(Dataset records on visual material)

******

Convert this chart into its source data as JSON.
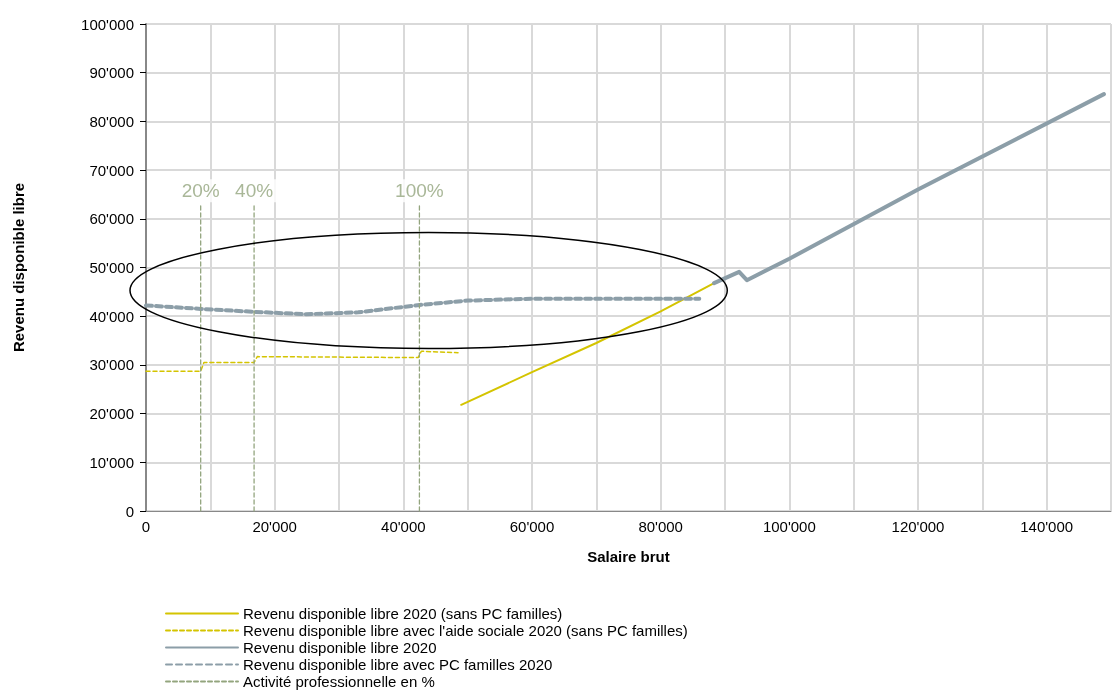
{
  "chart_data": {
    "type": "line",
    "xlabel": "Salaire brut",
    "ylabel": "Revenu disponible libre",
    "xlim": [
      0,
      150000
    ],
    "ylim": [
      0,
      100000
    ],
    "xticks": [
      {
        "value": 0,
        "label": "0"
      },
      {
        "value": 10000,
        "label": null
      },
      {
        "value": 20000,
        "label": "20'000"
      },
      {
        "value": 30000,
        "label": null
      },
      {
        "value": 40000,
        "label": "40'000"
      },
      {
        "value": 50000,
        "label": null
      },
      {
        "value": 60000,
        "label": "60'000"
      },
      {
        "value": 70000,
        "label": null
      },
      {
        "value": 80000,
        "label": "80'000"
      },
      {
        "value": 90000,
        "label": null
      },
      {
        "value": 100000,
        "label": "100'000"
      },
      {
        "value": 110000,
        "label": null
      },
      {
        "value": 120000,
        "label": "120'000"
      },
      {
        "value": 130000,
        "label": null
      },
      {
        "value": 140000,
        "label": "140'000"
      },
      {
        "value": 150000,
        "label": null
      }
    ],
    "yticks": [
      {
        "value": 0,
        "label": "0"
      },
      {
        "value": 10000,
        "label": "10'000"
      },
      {
        "value": 20000,
        "label": "20'000"
      },
      {
        "value": 30000,
        "label": "30'000"
      },
      {
        "value": 40000,
        "label": "40'000"
      },
      {
        "value": 50000,
        "label": "50'000"
      },
      {
        "value": 60000,
        "label": "60'000"
      },
      {
        "value": 70000,
        "label": "70'000"
      },
      {
        "value": 80000,
        "label": "80'000"
      },
      {
        "value": 90000,
        "label": "90'000"
      },
      {
        "value": 100000,
        "label": "100'000"
      }
    ],
    "grid": true,
    "legend": "bottom",
    "marker": "none",
    "series": [
      {
        "name": "Revenu disponible libre 2020 (sans PC familles)",
        "color": "#d4c400",
        "line_style": "solid",
        "x": [
          49000,
          60000,
          70000,
          80000,
          88300
        ],
        "values": [
          21800,
          28500,
          34500,
          41000,
          46800
        ]
      },
      {
        "name": "Revenu disponible libre avec l'aide sociale 2020 (sans PC familles)",
        "color": "#d4c400",
        "line_style": "dashed",
        "x": [
          0,
          8500,
          9000,
          16800,
          17300,
          42300,
          42800,
          48500
        ],
        "values": [
          28700,
          28700,
          30500,
          30500,
          31700,
          31500,
          32800,
          32500
        ]
      },
      {
        "name": "Revenu disponible libre 2020",
        "color": "#8c9ea8",
        "line_style": "solid",
        "x": [
          88300,
          92200,
          93400,
          100000,
          120000,
          148900
        ],
        "values": [
          46800,
          49100,
          47400,
          51800,
          66000,
          85600
        ]
      },
      {
        "name": "Revenu disponible libre avec PC familles 2020",
        "color": "#8c9ea8",
        "line_style": "dashed",
        "x": [
          0,
          8500,
          16800,
          24800,
          33000,
          42500,
          50000,
          60000,
          86000
        ],
        "values": [
          42200,
          41500,
          40900,
          40400,
          40800,
          42300,
          43200,
          43600,
          43600
        ]
      },
      {
        "name": "Activité professionnelle en %",
        "color": "#93a57e",
        "line_style": "dashed",
        "x": [
          8500,
          8500,
          null,
          16800,
          16800,
          null,
          42500,
          42500
        ],
        "values": [
          0,
          63000,
          null,
          0,
          63000,
          null,
          0,
          63000
        ]
      }
    ],
    "annotations": [
      "20%",
      "40%",
      "100%"
    ]
  }
}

******

*EXERCISE DIRECTIONS:*
Leave out every picture and copy the rest of the records exactly.

*EXERCISE ANSWER:*
Convert this chart into its source data as JSON.
{
  "chart_data": {
    "type": "line",
    "xlabel": "Salaire brut",
    "ylabel": "Revenu disponible libre",
    "xlim": [
      0,
      150000
    ],
    "ylim": [
      0,
      100000
    ],
    "xticks": [
      {
        "value": 0,
        "label": "0"
      },
      {
        "value": 10000,
        "label": null
      },
      {
        "value": 20000,
        "label": "20'000"
      },
      {
        "value": 30000,
        "label": null
      },
      {
        "value": 40000,
        "label": "40'000"
      },
      {
        "value": 50000,
        "label": null
      },
      {
        "value": 60000,
        "label": "60'000"
      },
      {
        "value": 70000,
        "label": null
      },
      {
        "value": 80000,
        "label": "80'000"
      },
      {
        "value": 90000,
        "label": null
      },
      {
        "value": 100000,
        "label": "100'000"
      },
      {
        "value": 110000,
        "label": null
      },
      {
        "value": 120000,
        "label": "120'000"
      },
      {
        "value": 130000,
        "label": null
      },
      {
        "value": 140000,
        "label": "140'000"
      },
      {
        "value": 150000,
        "label": null
      }
    ],
    "yticks": [
      {
        "value": 0,
        "label": "0"
      },
      {
        "value": 10000,
        "label": "10'000"
      },
      {
        "value": 20000,
        "label": "20'000"
      },
      {
        "value": 30000,
        "label": "30'000"
      },
      {
        "value": 40000,
        "label": "40'000"
      },
      {
        "value": 50000,
        "label": "50'000"
      },
      {
        "value": 60000,
        "label": "60'000"
      },
      {
        "value": 70000,
        "label": "70'000"
      },
      {
        "value": 80000,
        "label": "80'000"
      },
      {
        "value": 90000,
        "label": "90'000"
      },
      {
        "value": 100000,
        "label": "100'000"
      }
    ],
    "grid": true,
    "legend": "bottom",
    "marker": "none",
    "series": [
      {
        "name": "Revenu disponible libre 2020 (sans PC familles)",
        "color": "#d4c400",
        "line_style": "solid",
        "x": [
          49000,
          60000,
          70000,
          80000,
          88300
        ],
        "values": [
          21800,
          28500,
          34500,
          41000,
          46800
        ]
      },
      {
        "name": "Revenu disponible libre avec l'aide sociale 2020 (sans PC familles)",
        "color": "#d4c400",
        "line_style": "dashed",
        "x": [
          0,
          8500,
          9000,
          16800,
          17300,
          42300,
          42800,
          48500
        ],
        "values": [
          28700,
          28700,
          30500,
          30500,
          31700,
          31500,
          32800,
          32500
        ]
      },
      {
        "name": "Revenu disponible libre 2020",
        "color": "#8c9ea8",
        "line_style": "solid",
        "x": [
          88300,
          92200,
          93400,
          100000,
          120000,
          148900
        ],
        "values": [
          46800,
          49100,
          47400,
          51800,
          66000,
          85600
        ]
      },
      {
        "name": "Revenu disponible libre avec PC familles 2020",
        "color": "#8c9ea8",
        "line_style": "dashed",
        "x": [
          0,
          8500,
          16800,
          24800,
          33000,
          42500,
          50000,
          60000,
          86000
        ],
        "values": [
          42200,
          41500,
          40900,
          40400,
          40800,
          42300,
          43200,
          43600,
          43600
        ]
      },
      {
        "name": "Activité professionnelle en %",
        "color": "#93a57e",
        "line_style": "dashed",
        "x": [
          8500,
          8500,
          null,
          16800,
          16800,
          null,
          42500,
          42500
        ],
        "values": [
          0,
          63000,
          null,
          0,
          63000,
          null,
          0,
          63000
        ]
      }
    ],
    "annotations": [
      "20%",
      "40%",
      "100%"
    ]
  }
}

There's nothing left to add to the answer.